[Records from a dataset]
────────────────
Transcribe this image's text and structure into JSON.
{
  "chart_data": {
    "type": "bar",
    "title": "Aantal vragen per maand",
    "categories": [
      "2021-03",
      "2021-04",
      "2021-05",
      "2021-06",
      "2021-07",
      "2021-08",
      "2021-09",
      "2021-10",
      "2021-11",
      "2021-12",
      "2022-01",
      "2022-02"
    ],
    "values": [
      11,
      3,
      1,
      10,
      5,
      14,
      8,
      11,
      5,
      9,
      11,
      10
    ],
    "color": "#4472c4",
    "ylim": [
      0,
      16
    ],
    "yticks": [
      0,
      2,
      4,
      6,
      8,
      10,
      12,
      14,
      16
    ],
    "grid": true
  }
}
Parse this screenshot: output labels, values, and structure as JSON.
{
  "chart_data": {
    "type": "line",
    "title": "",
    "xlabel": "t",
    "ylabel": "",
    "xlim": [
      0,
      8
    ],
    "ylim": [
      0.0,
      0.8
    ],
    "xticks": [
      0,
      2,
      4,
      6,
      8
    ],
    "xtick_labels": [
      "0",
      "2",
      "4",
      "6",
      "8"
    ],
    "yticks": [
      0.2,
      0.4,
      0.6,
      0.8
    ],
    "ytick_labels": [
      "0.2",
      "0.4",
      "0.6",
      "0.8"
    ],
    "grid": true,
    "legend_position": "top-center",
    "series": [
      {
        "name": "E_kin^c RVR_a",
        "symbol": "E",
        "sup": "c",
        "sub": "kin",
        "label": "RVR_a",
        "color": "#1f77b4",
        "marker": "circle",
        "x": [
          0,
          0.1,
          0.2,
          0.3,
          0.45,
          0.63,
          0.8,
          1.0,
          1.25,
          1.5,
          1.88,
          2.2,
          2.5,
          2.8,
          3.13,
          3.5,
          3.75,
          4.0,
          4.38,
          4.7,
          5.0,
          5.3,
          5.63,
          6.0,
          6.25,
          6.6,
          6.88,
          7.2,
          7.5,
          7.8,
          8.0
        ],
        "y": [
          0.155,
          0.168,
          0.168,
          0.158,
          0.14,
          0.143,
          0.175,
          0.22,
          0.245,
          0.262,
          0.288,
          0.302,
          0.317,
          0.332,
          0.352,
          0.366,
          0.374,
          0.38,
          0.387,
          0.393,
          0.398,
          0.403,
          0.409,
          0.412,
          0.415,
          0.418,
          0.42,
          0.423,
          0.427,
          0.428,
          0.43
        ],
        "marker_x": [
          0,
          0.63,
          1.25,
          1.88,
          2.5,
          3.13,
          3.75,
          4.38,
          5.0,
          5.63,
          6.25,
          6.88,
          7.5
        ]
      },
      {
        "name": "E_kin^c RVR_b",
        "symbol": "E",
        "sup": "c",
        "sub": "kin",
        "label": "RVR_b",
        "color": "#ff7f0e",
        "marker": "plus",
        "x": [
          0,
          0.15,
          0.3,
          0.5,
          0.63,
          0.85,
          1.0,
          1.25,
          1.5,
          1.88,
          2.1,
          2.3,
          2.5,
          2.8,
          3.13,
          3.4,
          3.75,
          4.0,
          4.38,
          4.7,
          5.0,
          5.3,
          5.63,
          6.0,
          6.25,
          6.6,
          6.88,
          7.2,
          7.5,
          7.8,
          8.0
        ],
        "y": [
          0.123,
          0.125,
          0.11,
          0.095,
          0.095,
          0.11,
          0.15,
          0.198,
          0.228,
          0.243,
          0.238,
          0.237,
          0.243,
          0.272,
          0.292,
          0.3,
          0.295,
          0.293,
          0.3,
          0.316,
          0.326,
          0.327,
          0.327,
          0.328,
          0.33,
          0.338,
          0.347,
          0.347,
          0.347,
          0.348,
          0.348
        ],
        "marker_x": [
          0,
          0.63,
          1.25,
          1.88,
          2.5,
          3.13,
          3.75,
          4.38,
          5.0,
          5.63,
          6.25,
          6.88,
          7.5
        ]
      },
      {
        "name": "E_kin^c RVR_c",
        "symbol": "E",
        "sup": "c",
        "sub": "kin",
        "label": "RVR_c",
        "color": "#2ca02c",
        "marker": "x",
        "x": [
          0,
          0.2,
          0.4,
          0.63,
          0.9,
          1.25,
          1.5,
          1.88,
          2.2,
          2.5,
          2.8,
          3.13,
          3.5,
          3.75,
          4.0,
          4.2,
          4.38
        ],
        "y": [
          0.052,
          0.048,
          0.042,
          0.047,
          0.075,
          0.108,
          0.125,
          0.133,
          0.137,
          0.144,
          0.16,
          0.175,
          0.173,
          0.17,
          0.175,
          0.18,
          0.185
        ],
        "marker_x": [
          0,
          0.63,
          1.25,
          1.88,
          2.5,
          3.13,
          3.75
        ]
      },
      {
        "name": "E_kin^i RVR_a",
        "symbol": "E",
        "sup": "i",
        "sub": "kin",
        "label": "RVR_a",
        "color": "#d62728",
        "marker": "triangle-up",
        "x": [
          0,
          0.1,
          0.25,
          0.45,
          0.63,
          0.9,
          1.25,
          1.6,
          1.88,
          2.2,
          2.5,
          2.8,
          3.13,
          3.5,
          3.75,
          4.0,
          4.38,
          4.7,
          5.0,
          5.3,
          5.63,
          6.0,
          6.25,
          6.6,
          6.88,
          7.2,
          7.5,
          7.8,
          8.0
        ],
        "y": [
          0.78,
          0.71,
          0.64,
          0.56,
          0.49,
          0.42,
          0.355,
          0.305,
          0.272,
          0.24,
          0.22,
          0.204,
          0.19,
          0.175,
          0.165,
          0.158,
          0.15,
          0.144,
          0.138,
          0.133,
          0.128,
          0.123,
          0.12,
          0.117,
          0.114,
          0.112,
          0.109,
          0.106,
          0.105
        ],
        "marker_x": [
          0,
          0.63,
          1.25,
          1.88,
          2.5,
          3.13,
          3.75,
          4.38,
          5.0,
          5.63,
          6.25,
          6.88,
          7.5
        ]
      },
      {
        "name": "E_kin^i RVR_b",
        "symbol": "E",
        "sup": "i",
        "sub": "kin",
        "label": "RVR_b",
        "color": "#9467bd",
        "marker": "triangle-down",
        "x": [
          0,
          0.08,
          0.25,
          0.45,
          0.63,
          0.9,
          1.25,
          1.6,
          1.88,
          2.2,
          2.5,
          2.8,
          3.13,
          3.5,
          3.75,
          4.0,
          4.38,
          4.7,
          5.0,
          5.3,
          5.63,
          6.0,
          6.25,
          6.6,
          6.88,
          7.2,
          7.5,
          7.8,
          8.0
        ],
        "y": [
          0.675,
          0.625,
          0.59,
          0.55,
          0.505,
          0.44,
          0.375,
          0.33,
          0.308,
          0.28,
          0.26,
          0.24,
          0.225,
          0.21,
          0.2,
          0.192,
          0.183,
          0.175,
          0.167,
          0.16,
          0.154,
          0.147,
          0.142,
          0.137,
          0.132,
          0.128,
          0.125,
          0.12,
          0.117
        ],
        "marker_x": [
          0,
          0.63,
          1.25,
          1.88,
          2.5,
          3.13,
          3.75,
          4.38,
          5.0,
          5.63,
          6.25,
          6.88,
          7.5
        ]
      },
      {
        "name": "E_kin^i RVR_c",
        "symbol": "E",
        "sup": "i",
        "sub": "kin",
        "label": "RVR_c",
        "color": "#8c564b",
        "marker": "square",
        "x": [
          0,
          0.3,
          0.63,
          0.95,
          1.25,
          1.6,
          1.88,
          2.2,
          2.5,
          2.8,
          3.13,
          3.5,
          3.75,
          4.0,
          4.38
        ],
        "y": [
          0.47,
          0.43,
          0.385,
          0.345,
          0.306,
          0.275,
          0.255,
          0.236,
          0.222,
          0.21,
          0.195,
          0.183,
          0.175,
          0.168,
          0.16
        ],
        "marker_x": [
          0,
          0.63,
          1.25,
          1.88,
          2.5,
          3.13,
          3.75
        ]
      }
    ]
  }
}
────────────────
GOAL: Select every line where the word "structure" occurs.

SOLUTION TO THE PROBLEM:
Transcribe this image's text and structure into JSON.
Parse this screenshot: output labels, values, and structure as JSON.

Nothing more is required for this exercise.